REQUIRED WORK.
For each line below that contains the string "surviving", copy that line.

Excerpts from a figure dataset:
════════════════

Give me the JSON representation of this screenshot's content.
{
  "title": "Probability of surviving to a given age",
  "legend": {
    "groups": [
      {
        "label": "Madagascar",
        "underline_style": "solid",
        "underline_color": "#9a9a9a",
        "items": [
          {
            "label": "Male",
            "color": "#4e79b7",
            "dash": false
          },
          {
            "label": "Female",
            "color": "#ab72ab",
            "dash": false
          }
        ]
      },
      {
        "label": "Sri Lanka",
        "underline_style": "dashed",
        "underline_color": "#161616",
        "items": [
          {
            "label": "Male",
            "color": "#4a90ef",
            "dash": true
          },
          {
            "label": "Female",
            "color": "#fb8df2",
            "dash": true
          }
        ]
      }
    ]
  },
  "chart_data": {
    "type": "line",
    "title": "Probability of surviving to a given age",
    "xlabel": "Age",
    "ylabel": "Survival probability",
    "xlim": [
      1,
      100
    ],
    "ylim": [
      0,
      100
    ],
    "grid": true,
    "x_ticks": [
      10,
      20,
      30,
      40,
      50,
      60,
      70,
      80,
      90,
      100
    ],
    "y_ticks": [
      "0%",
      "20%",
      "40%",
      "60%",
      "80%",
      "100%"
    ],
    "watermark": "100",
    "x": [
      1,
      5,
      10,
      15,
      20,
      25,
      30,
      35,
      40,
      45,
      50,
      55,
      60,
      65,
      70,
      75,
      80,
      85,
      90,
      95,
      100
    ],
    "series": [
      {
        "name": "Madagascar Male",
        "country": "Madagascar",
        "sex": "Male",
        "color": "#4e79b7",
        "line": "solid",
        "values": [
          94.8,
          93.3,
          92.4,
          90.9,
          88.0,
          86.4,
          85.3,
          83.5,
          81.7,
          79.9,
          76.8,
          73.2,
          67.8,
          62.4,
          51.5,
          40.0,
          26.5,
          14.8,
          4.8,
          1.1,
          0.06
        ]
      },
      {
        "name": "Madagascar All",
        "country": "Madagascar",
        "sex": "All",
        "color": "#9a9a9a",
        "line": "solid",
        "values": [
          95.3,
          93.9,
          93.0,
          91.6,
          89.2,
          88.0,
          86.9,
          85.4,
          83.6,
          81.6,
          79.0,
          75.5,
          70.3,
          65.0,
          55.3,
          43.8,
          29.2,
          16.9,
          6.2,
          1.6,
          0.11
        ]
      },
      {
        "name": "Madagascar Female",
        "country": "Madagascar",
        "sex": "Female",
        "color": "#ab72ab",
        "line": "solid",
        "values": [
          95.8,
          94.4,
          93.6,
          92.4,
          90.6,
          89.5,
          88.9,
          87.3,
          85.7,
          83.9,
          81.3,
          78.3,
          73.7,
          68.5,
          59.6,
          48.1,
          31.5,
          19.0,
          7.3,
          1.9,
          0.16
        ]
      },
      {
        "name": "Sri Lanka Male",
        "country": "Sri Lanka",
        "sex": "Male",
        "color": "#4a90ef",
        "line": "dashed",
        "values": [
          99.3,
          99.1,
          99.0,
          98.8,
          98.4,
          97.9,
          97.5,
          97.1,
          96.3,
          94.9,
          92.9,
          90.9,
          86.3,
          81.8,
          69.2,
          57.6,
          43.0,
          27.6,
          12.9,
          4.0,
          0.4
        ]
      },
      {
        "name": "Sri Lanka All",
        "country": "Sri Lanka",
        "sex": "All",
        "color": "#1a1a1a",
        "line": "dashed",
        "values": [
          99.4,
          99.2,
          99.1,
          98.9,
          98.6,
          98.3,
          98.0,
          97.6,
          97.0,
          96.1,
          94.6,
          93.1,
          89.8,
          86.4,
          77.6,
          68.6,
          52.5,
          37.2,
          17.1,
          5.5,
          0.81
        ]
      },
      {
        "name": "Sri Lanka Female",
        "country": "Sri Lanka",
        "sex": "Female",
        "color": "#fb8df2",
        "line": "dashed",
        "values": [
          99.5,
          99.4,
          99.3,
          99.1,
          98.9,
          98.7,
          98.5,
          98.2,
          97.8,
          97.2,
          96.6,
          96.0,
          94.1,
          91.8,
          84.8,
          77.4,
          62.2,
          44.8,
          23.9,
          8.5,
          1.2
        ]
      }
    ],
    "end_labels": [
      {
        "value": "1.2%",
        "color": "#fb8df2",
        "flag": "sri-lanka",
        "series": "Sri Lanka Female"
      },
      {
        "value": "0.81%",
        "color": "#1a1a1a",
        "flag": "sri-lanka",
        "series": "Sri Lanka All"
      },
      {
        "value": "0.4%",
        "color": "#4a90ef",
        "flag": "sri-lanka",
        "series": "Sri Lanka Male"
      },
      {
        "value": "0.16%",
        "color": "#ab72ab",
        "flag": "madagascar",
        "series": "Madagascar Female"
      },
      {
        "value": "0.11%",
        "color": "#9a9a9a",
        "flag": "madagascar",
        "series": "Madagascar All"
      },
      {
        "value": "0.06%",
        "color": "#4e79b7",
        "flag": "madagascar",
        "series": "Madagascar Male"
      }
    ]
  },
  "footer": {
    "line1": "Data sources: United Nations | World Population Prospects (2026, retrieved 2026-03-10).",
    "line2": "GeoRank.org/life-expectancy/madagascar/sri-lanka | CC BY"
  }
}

════════════════

THE COMPLETED TASK.
  "title": "Probability of surviving to a given age",
    "title": "Probability of surviving to a given age",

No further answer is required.